PROBLEM TO SOLVE
Could you render every line of the rows below as a numbered list, leaving out blank lines and the pictures?

RAW DATA

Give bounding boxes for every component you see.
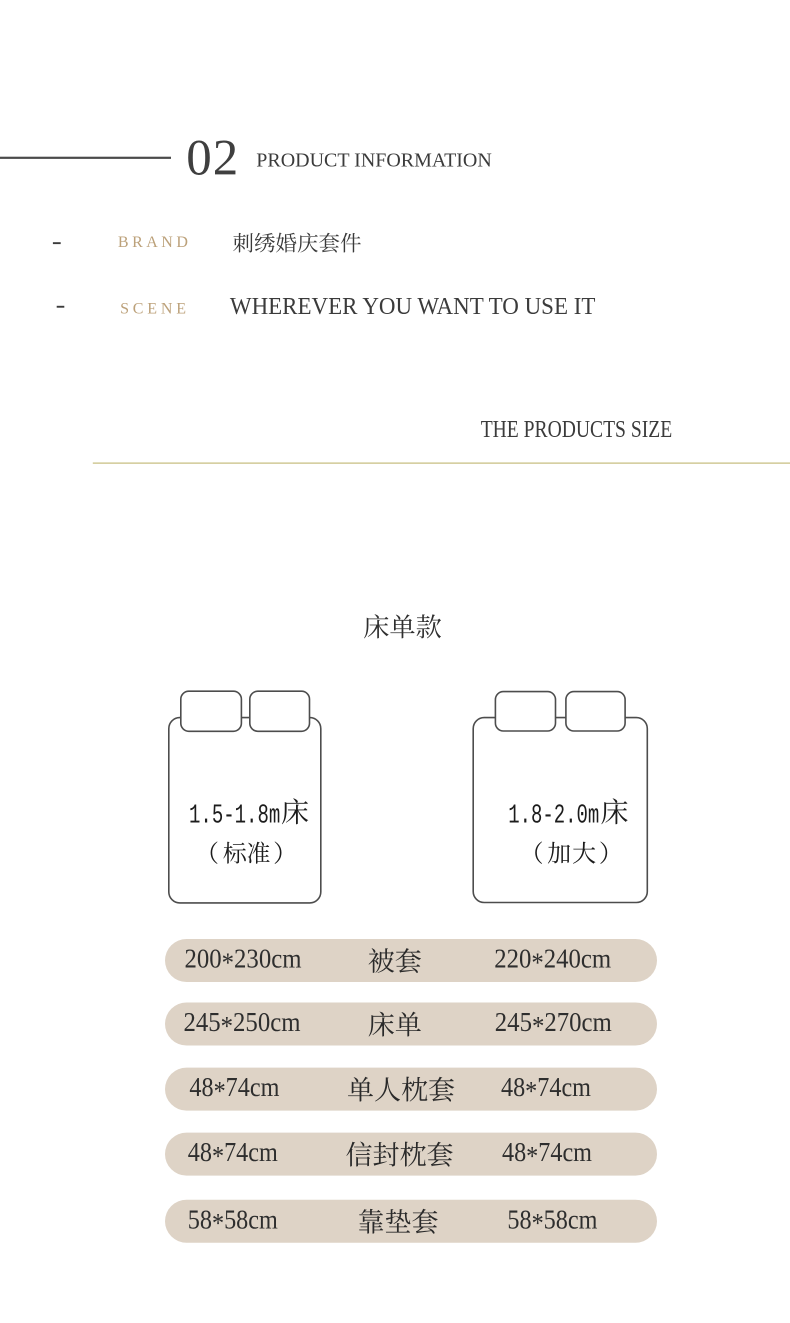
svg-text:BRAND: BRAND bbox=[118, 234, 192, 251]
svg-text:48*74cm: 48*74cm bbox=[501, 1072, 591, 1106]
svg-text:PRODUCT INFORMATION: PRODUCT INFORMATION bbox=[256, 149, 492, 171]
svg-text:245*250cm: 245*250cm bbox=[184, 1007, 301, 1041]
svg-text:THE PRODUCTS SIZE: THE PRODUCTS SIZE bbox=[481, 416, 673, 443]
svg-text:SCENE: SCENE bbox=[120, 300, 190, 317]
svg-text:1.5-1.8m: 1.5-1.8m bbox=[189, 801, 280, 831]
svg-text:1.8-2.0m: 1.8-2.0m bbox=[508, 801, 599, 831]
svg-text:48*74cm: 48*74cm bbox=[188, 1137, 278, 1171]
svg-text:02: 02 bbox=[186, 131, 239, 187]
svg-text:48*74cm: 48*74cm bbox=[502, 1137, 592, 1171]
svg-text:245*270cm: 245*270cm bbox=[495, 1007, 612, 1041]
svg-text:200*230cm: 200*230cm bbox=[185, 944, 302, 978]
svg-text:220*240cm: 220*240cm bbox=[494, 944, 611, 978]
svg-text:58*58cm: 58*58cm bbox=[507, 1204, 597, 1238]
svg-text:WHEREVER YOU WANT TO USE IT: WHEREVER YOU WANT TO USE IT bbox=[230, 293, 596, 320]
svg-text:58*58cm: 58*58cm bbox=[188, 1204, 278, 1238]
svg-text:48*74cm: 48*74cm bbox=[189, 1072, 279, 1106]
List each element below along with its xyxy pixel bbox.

RESPONSE TO THIS TASK
1. Give bounding boxes for every component you see.
2. svg-text:BRAND: BRAND bbox=[118, 234, 192, 251]
3. svg-text:48*74cm: 48*74cm bbox=[501, 1072, 591, 1106]
4. svg-text:PRODUCT INFORMATION: PRODUCT INFORMATION bbox=[256, 149, 492, 171]
5. svg-text:245*250cm: 245*250cm bbox=[184, 1007, 301, 1041]
6. svg-text:THE PRODUCTS SIZE: THE PRODUCTS SIZE bbox=[481, 416, 673, 443]
7. svg-text:SCENE: SCENE bbox=[120, 300, 190, 317]
8. svg-text:1.5-1.8m: 1.5-1.8m bbox=[189, 801, 280, 831]
9. svg-text:1.8-2.0m: 1.8-2.0m bbox=[508, 801, 599, 831]
10. svg-text:48*74cm: 48*74cm bbox=[188, 1137, 278, 1171]
11. svg-text:02: 02 bbox=[186, 131, 239, 187]
12. svg-text:48*74cm: 48*74cm bbox=[502, 1137, 592, 1171]
13. svg-text:245*270cm: 245*270cm bbox=[495, 1007, 612, 1041]
14. svg-text:200*230cm: 200*230cm bbox=[185, 944, 302, 978]
15. svg-text:220*240cm: 220*240cm bbox=[494, 944, 611, 978]
16. svg-text:58*58cm: 58*58cm bbox=[507, 1204, 597, 1238]
17. svg-text:WHEREVER YOU WANT TO USE IT: WHEREVER YOU WANT TO USE IT bbox=[230, 293, 596, 320]
18. svg-text:58*58cm: 58*58cm bbox=[188, 1204, 278, 1238]
19. svg-text:48*74cm: 48*74cm bbox=[189, 1072, 279, 1106]
20. List each element below along with its xyxy pixel bbox.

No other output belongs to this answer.